Copy out the part of the listing that opens with the line containing "leader-line-retail [115,208,154,216]" and closes with the line containing "chart-title: Worker strikes", substituting "Labor strikes" for "Worker strikes" and leaving everything else unchanged.

--- Start RECORDS TO USE ---

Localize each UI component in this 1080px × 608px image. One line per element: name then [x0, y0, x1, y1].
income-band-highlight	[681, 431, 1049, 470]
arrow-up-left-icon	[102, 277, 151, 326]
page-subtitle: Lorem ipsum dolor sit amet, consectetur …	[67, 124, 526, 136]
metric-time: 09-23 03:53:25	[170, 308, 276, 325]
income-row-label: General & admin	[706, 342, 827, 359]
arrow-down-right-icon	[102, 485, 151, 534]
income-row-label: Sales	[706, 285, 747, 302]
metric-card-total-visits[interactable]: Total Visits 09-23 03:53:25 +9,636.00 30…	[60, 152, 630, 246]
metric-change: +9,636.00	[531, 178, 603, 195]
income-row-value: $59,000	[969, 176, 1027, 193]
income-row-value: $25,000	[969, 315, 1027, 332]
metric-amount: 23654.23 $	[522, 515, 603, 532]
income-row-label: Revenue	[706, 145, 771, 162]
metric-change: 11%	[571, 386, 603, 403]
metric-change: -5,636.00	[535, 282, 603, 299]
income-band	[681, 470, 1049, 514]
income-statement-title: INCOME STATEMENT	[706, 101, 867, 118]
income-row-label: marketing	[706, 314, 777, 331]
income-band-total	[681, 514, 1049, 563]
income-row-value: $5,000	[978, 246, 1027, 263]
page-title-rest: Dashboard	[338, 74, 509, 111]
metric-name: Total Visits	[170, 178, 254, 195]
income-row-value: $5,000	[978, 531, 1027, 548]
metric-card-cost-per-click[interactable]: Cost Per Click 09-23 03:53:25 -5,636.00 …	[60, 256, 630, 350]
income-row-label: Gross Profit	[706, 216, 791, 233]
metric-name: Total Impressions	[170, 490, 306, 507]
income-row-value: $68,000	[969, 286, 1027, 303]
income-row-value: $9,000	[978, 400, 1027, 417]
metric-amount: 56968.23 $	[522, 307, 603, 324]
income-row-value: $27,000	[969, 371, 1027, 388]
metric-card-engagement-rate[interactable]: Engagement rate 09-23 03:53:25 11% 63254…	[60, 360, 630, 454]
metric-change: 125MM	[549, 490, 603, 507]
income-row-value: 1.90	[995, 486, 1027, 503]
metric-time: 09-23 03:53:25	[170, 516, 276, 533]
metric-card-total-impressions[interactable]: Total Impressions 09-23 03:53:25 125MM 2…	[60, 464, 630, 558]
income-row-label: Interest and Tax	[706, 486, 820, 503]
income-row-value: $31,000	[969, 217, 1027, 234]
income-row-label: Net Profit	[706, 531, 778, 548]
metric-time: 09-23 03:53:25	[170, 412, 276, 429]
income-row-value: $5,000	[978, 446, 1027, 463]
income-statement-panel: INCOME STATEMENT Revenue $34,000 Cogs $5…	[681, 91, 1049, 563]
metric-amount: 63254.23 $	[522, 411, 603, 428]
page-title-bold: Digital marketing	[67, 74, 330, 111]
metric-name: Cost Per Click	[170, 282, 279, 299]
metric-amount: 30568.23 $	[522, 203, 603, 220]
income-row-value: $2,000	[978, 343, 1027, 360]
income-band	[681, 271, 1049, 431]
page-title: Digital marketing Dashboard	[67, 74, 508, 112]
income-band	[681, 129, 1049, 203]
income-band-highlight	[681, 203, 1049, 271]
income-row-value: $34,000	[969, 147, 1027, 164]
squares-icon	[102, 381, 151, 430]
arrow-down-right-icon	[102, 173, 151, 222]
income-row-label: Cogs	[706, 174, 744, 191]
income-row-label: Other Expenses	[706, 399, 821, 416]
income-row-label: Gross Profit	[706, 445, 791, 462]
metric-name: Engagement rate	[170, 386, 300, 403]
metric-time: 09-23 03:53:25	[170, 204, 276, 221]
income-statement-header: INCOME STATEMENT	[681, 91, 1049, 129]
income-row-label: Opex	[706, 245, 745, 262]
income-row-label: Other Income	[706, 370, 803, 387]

--- End RECORDS TO USE ---
--- Start RECORDS TO USE ---

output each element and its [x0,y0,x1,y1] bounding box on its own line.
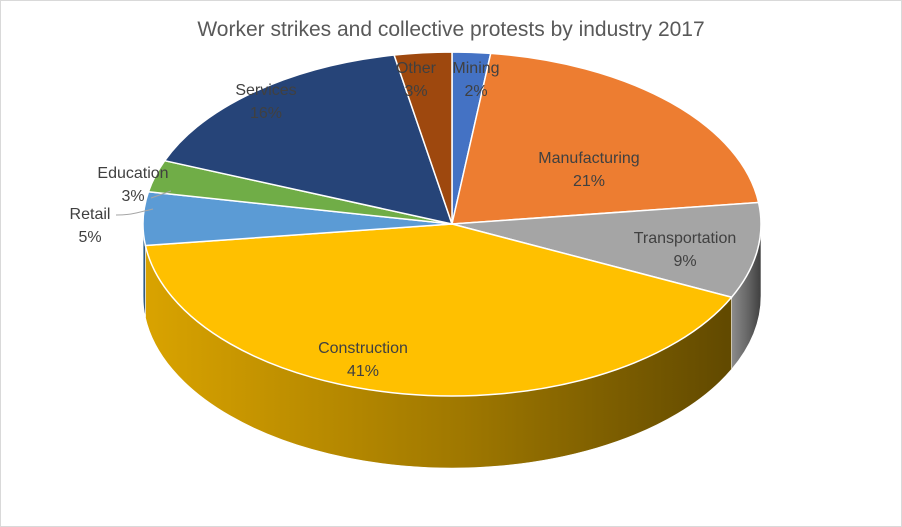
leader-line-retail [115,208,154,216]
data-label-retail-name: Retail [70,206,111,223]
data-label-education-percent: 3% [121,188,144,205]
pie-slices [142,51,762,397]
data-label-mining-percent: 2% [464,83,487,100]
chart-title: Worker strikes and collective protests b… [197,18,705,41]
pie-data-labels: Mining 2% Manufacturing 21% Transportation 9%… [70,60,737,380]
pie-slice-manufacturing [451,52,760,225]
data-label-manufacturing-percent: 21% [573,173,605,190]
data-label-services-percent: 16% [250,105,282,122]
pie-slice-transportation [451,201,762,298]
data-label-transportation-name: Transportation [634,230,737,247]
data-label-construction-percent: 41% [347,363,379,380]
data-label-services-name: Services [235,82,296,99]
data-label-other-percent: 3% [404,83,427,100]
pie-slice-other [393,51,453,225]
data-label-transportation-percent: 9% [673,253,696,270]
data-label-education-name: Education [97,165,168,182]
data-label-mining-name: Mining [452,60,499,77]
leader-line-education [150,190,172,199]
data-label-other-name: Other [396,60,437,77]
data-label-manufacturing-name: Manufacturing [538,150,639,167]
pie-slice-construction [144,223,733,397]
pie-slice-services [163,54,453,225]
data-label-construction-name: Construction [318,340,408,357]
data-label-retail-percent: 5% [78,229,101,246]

--- End RECORDS TO USE ---

REPLY TO THE TASK:
leader-line-retail [115,208,154,216]
data-label-retail-name: Retail [70,206,111,223]
data-label-education-percent: 3% [121,188,144,205]
pie-slices [142,51,762,397]
data-label-mining-percent: 2% [464,83,487,100]
chart-title: Labor strikes and collective protests b… [197,18,705,41]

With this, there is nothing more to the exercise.